▶ **Provided data**

Begin

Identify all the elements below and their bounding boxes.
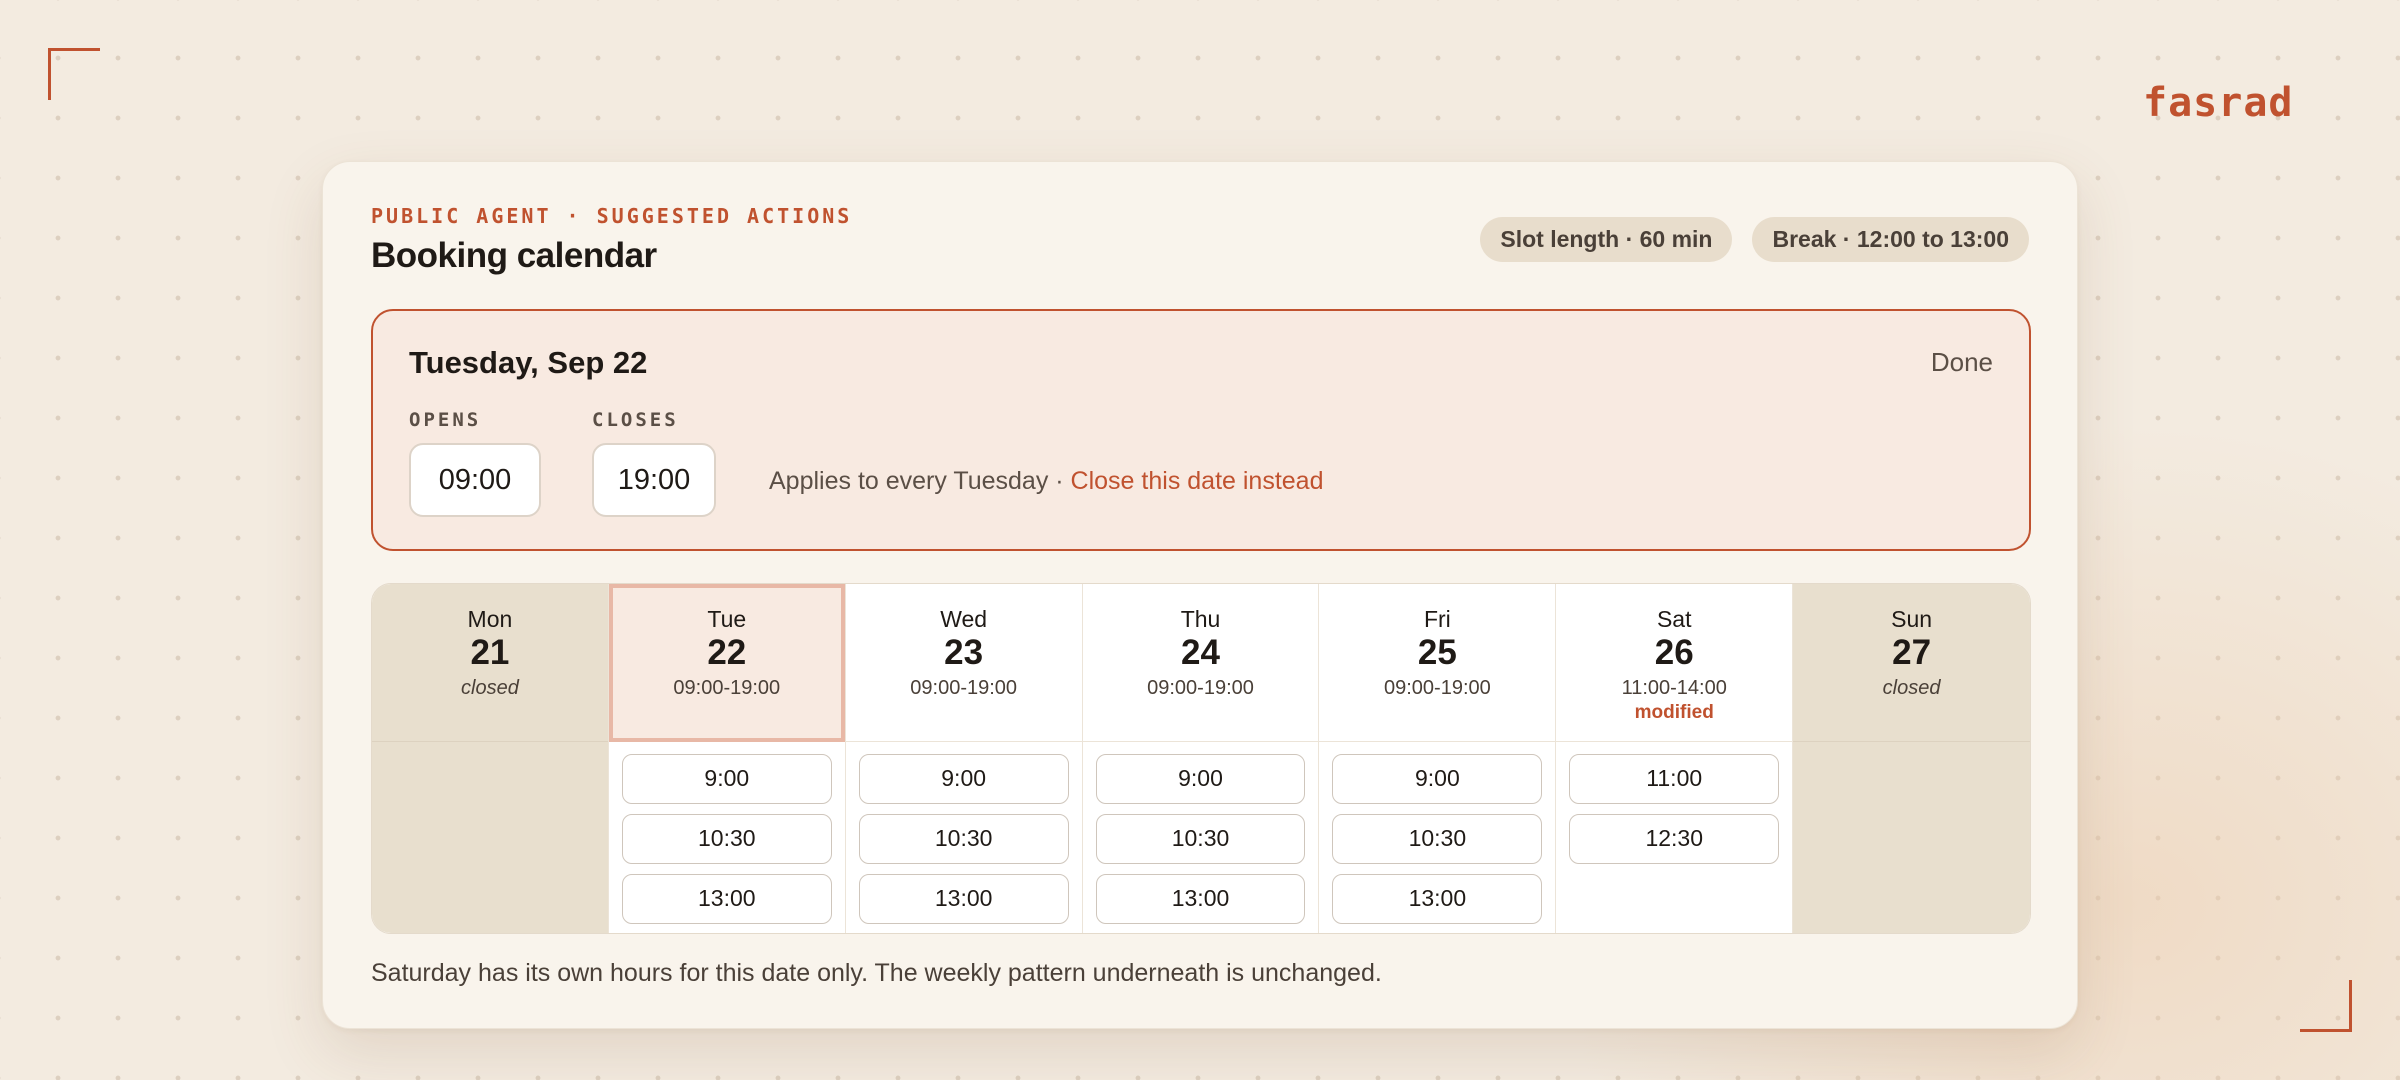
time-slot-button[interactable]: 13:00 <box>858 874 1069 924</box>
time-slot-button[interactable]: 10:30 <box>858 814 1069 864</box>
day-header-tue[interactable]: Tue 22 09:00-19:00 <box>608 584 845 742</box>
day-header-sun[interactable]: Sun 27 closed <box>1793 584 2030 742</box>
day-name: Sun <box>1891 606 1933 632</box>
time-slot-button[interactable]: 10:30 <box>621 814 832 864</box>
brand-logo: fasrad <box>2143 80 2294 126</box>
day-name: Thu <box>1180 606 1221 632</box>
day-header-fri[interactable]: Fri 25 09:00-19:00 <box>1319 584 1556 742</box>
opens-time-input[interactable]: 09:00 <box>409 443 541 517</box>
day-number: 26 <box>1654 633 1694 672</box>
day-number: 27 <box>1892 633 1932 672</box>
time-slot-button[interactable]: 13:00 <box>1332 874 1543 924</box>
modified-badge: modified <box>1634 702 1714 723</box>
time-slot-button[interactable]: 13:00 <box>621 874 832 924</box>
day-column-sun: Sun 27 closed <box>1793 584 2030 933</box>
day-column-wed: Wed 23 09:00-19:00 9:00 10:30 13:00 <box>845 584 1083 933</box>
close-date-link[interactable]: Close this date instead <box>1071 467 1324 495</box>
eyebrow-label: PUBLIC AGENT · SUGGESTED ACTIONS <box>371 204 853 228</box>
day-number: 22 <box>707 633 747 672</box>
time-slot-button[interactable]: 12:30 <box>1569 814 1780 864</box>
page-title: Booking calendar <box>371 236 657 275</box>
day-number: 25 <box>1417 633 1457 672</box>
slot-list: 9:00 10:30 13:00 <box>846 742 1082 924</box>
day-number: 24 <box>1181 633 1220 672</box>
editor-date-title: Tuesday, Sep 22 <box>409 345 648 380</box>
day-name: Sat <box>1656 606 1692 632</box>
slot-length-pill: Slot length · 60 min <box>1480 217 1733 262</box>
day-name: Tue <box>707 606 747 632</box>
applies-note: Applies to every Tuesday · Close this da… <box>769 467 1323 496</box>
closes-time-input[interactable]: 19:00 <box>592 443 716 517</box>
date-hours-editor: Tuesday, Sep 22 Done OPENS 09:00 CLOSES … <box>371 309 2031 551</box>
time-slot-button[interactable]: 9:00 <box>1332 754 1543 804</box>
day-column-tue: Tue 22 09:00-19:00 9:00 10:30 13:00 <box>608 584 846 933</box>
day-hours: 09:00-19:00 <box>1383 677 1491 699</box>
slot-list: 11:00 12:30 <box>1556 742 1792 864</box>
opens-label: OPENS <box>409 409 482 431</box>
time-slot-button[interactable]: 9:00 <box>858 754 1069 804</box>
break-pill: Break · 12:00 to 13:00 <box>1752 217 2029 262</box>
day-name: Fri <box>1423 606 1451 632</box>
slot-list: 9:00 10:30 13:00 <box>609 742 845 924</box>
day-column-sat: Sat 26 11:00-14:00 modified 11:00 12:30 <box>1556 584 1794 933</box>
day-header-thu[interactable]: Thu 24 09:00-19:00 <box>1082 584 1319 742</box>
day-name: Wed <box>940 606 988 632</box>
booking-calendar-card: PUBLIC AGENT · SUGGESTED ACTIONS Booking… <box>322 161 2078 1029</box>
applies-text: Applies to every Tuesday · <box>769 467 1071 495</box>
day-hours: 09:00-19:00 <box>910 677 1018 699</box>
day-closed-label: closed <box>1882 677 1941 699</box>
time-slot-button[interactable]: 9:00 <box>1095 754 1306 804</box>
day-closed-label: closed <box>461 677 519 699</box>
footnote-text: Saturday has its own hours for this date… <box>371 959 1382 987</box>
settings-pills: Slot length · 60 min Break · 12:00 to 13… <box>1480 217 2029 262</box>
day-header-wed[interactable]: Wed 23 09:00-19:00 <box>845 584 1082 742</box>
day-number: 21 <box>470 633 510 672</box>
corner-mark-bottom-right <box>2300 980 2352 1032</box>
day-hours: 09:00-19:00 <box>1147 677 1254 699</box>
time-slot-button[interactable]: 11:00 <box>1569 754 1780 804</box>
day-header-sat[interactable]: Sat 26 11:00-14:00 modified <box>1556 584 1793 742</box>
slot-list: 9:00 10:30 13:00 <box>1319 742 1555 924</box>
day-column-mon: Mon 21 closed <box>372 584 609 933</box>
day-header-mon[interactable]: Mon 21 closed <box>372 584 608 742</box>
week-grid: Mon 21 closed Tue 22 09:00-19:00 9:00 10… <box>371 583 2031 934</box>
day-number: 23 <box>944 633 984 672</box>
time-slot-button[interactable]: 13:00 <box>1095 874 1306 924</box>
closes-label: CLOSES <box>592 409 679 431</box>
time-slot-button[interactable]: 10:30 <box>1332 814 1543 864</box>
day-column-thu: Thu 24 09:00-19:00 9:00 10:30 13:00 <box>1082 584 1320 933</box>
day-name: Mon <box>467 606 513 632</box>
time-slot-button[interactable]: 9:00 <box>621 754 832 804</box>
corner-mark-top-left <box>48 48 100 100</box>
time-slot-button[interactable]: 10:30 <box>1095 814 1306 864</box>
done-button[interactable]: Done <box>1931 347 1993 378</box>
day-hours: 11:00-14:00 <box>1621 677 1727 699</box>
day-column-fri: Fri 25 09:00-19:00 9:00 10:30 13:00 <box>1319 584 1557 933</box>
slot-list: 9:00 10:30 13:00 <box>1083 742 1319 924</box>
day-hours: 09:00-19:00 <box>673 677 781 699</box>
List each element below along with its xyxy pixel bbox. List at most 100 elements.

End

▶ **Instructions for the task**
In the listing, reproduce the lines starting with the line that contains "time-slot-button[interactable]: 13:00 <box>858" and going on through the line that contains "closes-time-input[interactable]: 19:00 <box>592", substituting "weekday-label" for "day-name" and keeping everything else the same.

▶ **Reply**
time-slot-button[interactable]: 13:00 <box>858 874 1069 924</box>
time-slot-button[interactable]: 10:30 <box>858 814 1069 864</box>
day-header-tue[interactable]: Tue 22 09:00-19:00 <box>608 584 845 742</box>
day-header-sun[interactable]: Sun 27 closed <box>1793 584 2030 742</box>
weekday-label: Sun <box>1891 606 1933 632</box>
time-slot-button[interactable]: 10:30 <box>621 814 832 864</box>
brand-logo: fasrad <box>2143 80 2294 126</box>
weekday-label: Thu <box>1180 606 1221 632</box>
day-header-fri[interactable]: Fri 25 09:00-19:00 <box>1319 584 1556 742</box>
opens-time-input[interactable]: 09:00 <box>409 443 541 517</box>
day-number: 26 <box>1654 633 1694 672</box>
day-number: 27 <box>1892 633 1932 672</box>
time-slot-button[interactable]: 13:00 <box>1332 874 1543 924</box>
modified-badge: modified <box>1634 702 1714 723</box>
time-slot-button[interactable]: 13:00 <box>621 874 832 924</box>
day-column-sun: Sun 27 closed <box>1793 584 2030 933</box>
day-column-wed: Wed 23 09:00-19:00 9:00 10:30 13:00 <box>845 584 1083 933</box>
close-date-link[interactable]: Close this date instead <box>1071 467 1324 495</box>
eyebrow-label: PUBLIC AGENT · SUGGESTED ACTIONS <box>371 204 853 228</box>
day-number: 22 <box>707 633 747 672</box>
time-slot-button[interactable]: 12:30 <box>1569 814 1780 864</box>
page-title: Booking calendar <box>371 236 657 275</box>
day-number: 25 <box>1417 633 1457 672</box>
slot-list: 9:00 10:30 13:00 <box>846 742 1082 924</box>
day-number: 24 <box>1181 633 1220 672</box>
editor-date-title: Tuesday, Sep 22 <box>409 345 648 380</box>
weekday-label: Sat <box>1656 606 1692 632</box>
slot-length-pill: Slot length · 60 min <box>1480 217 1733 262</box>
weekday-label: Tue <box>707 606 747 632</box>
applies-note: Applies to every Tuesday · Close this da… <box>769 467 1323 496</box>
closes-time-input[interactable]: 19:00 <box>592 443 716 517</box>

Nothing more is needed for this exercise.